Aim of the task ▸
From the listing below, pull out the lines that hold "efficiency".

Data extract ▸
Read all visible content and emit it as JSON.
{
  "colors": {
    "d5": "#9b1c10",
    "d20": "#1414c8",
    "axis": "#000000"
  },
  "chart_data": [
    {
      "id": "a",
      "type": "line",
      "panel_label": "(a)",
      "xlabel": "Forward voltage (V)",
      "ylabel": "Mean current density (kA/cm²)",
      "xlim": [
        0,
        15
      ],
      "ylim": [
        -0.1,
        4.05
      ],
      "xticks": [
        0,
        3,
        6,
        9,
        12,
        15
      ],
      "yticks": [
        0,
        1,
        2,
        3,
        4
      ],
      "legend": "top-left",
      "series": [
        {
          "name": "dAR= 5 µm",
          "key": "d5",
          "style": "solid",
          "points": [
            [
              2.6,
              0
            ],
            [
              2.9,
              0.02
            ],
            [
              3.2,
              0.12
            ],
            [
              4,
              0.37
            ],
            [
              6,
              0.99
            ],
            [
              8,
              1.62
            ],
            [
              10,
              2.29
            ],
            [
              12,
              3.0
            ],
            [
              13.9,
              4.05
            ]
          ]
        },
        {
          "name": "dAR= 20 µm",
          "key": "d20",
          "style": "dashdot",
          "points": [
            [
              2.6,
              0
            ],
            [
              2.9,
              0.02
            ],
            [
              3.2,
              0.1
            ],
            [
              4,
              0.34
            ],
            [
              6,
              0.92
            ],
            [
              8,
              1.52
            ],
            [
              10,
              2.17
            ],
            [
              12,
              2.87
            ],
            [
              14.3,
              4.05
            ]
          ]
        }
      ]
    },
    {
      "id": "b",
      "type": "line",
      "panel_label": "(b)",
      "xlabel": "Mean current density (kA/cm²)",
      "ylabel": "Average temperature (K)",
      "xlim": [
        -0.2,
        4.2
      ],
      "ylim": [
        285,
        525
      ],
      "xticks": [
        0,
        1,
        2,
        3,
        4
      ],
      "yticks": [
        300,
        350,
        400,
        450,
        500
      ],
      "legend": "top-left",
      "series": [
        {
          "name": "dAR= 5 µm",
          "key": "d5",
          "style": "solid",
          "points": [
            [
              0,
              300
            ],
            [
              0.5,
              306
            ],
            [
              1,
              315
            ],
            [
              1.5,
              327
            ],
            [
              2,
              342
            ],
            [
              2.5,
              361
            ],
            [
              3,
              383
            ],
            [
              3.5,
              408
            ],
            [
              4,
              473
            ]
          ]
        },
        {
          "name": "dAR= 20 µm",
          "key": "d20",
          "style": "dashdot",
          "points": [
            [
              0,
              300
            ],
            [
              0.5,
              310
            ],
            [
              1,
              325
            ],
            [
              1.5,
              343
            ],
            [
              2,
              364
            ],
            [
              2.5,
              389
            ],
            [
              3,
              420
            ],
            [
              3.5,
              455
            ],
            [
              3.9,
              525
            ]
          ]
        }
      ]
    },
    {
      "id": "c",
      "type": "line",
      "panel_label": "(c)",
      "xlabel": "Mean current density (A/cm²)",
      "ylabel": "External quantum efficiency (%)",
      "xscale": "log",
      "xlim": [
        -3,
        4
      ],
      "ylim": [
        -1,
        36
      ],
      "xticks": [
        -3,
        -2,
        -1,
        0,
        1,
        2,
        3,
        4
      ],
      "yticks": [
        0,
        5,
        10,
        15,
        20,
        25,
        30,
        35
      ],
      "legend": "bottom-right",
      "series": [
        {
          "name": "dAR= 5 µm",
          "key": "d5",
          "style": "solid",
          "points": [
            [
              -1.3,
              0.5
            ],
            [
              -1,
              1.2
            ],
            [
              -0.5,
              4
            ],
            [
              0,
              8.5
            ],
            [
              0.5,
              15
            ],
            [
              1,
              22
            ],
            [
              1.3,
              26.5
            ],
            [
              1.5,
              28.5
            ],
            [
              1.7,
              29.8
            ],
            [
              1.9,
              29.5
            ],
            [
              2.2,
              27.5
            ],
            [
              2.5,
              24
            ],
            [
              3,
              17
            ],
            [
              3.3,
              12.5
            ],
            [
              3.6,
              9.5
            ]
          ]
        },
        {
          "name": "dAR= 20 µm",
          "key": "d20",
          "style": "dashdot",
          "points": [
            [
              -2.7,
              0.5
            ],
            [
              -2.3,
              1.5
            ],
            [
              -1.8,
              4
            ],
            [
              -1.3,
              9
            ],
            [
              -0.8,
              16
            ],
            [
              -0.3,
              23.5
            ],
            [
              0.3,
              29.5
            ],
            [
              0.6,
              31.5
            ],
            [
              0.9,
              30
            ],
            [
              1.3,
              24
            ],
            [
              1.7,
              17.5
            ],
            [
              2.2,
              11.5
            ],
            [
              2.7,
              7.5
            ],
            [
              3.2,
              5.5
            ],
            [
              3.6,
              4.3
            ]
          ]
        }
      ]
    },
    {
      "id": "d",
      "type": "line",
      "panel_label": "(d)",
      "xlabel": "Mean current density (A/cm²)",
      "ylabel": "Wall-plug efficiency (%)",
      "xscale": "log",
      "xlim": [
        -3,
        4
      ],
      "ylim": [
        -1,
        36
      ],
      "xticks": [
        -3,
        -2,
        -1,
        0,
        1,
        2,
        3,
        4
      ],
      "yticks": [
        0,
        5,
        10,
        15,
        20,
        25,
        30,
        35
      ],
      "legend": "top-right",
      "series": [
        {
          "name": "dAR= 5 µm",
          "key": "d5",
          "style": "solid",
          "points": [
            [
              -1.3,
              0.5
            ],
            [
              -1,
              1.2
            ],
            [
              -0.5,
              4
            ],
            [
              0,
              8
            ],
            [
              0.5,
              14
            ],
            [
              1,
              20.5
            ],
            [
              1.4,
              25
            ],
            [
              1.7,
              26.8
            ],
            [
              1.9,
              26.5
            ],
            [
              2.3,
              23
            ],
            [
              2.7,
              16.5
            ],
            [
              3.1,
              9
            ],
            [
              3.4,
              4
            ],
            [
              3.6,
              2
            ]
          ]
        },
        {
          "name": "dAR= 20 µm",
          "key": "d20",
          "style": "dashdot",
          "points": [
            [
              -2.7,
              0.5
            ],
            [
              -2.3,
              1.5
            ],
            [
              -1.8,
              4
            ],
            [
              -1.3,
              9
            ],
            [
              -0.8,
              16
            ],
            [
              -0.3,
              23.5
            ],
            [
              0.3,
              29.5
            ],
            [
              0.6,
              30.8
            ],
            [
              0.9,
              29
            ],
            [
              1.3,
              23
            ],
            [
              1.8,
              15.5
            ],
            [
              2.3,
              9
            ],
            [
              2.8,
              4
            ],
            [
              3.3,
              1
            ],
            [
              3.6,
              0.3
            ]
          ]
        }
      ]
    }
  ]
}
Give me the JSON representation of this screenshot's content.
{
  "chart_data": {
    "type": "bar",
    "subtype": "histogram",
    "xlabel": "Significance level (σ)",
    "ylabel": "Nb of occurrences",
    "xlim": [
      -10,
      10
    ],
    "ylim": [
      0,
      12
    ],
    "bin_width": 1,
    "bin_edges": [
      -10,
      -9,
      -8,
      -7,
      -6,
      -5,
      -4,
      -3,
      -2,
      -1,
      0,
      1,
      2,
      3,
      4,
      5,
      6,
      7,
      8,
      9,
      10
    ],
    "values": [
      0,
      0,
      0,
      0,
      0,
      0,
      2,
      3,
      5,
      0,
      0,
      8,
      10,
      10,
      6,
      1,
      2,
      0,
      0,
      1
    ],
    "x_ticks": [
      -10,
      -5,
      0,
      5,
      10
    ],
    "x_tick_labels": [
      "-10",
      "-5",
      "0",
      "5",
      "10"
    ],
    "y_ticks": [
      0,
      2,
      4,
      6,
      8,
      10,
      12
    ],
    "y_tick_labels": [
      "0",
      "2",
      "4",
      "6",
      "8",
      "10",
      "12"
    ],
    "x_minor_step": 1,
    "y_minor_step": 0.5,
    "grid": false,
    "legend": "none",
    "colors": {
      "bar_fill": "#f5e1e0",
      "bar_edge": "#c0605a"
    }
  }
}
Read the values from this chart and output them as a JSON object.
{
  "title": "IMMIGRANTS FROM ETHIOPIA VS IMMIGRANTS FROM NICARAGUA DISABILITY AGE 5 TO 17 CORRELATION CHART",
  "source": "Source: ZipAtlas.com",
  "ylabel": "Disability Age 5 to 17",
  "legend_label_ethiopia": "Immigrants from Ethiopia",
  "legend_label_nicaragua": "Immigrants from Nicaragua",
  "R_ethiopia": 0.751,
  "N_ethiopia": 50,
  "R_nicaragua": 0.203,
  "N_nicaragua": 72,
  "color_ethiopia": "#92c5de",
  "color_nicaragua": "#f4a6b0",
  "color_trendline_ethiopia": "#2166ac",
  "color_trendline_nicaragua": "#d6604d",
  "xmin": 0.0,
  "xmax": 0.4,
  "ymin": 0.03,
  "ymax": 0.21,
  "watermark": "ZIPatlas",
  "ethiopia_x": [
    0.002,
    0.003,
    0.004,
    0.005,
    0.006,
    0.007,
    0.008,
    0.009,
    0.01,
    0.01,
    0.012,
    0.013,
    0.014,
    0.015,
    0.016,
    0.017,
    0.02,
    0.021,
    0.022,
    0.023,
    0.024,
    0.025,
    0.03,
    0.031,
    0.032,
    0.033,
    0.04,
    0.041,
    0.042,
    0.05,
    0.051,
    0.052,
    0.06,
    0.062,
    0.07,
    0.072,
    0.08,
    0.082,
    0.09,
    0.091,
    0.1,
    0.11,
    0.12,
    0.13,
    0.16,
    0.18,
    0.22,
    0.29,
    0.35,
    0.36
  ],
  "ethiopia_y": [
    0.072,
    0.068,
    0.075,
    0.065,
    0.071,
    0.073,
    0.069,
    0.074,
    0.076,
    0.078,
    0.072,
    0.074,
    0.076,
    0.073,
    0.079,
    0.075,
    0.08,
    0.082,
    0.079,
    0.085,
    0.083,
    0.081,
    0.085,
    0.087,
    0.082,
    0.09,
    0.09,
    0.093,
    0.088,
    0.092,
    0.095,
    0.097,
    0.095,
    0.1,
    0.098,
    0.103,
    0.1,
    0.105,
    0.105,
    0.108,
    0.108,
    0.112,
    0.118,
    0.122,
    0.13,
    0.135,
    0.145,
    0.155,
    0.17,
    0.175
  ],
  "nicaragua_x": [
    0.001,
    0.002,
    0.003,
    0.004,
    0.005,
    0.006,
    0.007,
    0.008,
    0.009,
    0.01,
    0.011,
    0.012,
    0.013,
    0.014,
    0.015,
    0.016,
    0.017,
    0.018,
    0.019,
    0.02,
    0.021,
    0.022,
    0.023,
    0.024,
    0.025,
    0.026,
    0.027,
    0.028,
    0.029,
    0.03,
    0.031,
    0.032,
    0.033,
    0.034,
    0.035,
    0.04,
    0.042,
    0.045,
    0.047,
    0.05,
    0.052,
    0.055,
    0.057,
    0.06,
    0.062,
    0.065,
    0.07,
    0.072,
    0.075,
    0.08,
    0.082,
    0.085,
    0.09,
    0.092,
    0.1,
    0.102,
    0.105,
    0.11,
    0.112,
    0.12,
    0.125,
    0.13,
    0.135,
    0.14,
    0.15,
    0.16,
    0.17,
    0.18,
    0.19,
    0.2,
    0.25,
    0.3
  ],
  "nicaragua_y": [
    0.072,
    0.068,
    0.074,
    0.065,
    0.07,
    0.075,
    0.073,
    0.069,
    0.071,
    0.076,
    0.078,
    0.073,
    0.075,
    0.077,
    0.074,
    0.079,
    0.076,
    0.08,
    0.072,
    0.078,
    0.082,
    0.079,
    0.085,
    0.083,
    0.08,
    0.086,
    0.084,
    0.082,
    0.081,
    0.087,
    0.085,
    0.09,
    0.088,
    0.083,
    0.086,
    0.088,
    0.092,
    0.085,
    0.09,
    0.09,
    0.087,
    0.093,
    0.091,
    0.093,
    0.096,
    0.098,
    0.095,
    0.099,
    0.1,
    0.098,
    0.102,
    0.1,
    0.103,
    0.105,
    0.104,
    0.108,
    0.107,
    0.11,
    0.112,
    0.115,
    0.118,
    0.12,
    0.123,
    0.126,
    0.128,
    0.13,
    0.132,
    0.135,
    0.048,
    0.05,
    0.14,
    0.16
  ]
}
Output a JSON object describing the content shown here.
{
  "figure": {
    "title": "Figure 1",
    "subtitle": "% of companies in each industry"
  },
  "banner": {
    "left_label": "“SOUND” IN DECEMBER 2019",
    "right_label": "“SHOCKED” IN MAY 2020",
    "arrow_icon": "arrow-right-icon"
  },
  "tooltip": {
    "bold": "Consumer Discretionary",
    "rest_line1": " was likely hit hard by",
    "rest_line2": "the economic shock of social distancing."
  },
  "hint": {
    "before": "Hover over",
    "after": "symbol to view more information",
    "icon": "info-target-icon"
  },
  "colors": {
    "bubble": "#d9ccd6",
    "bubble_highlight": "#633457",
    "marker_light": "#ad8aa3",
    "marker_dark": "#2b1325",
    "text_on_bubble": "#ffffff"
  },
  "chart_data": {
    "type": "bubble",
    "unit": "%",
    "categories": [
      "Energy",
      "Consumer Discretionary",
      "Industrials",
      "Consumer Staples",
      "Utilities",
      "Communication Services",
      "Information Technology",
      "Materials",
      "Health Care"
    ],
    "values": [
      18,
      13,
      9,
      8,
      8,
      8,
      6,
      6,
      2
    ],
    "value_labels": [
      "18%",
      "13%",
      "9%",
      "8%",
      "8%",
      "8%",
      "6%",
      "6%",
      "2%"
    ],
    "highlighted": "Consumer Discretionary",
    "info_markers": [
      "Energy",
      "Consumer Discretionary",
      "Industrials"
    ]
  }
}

Finished answer ▸
      "ylabel": "External quantum efficiency (%)",
      "ylabel": "Wall-plug efficiency (%)",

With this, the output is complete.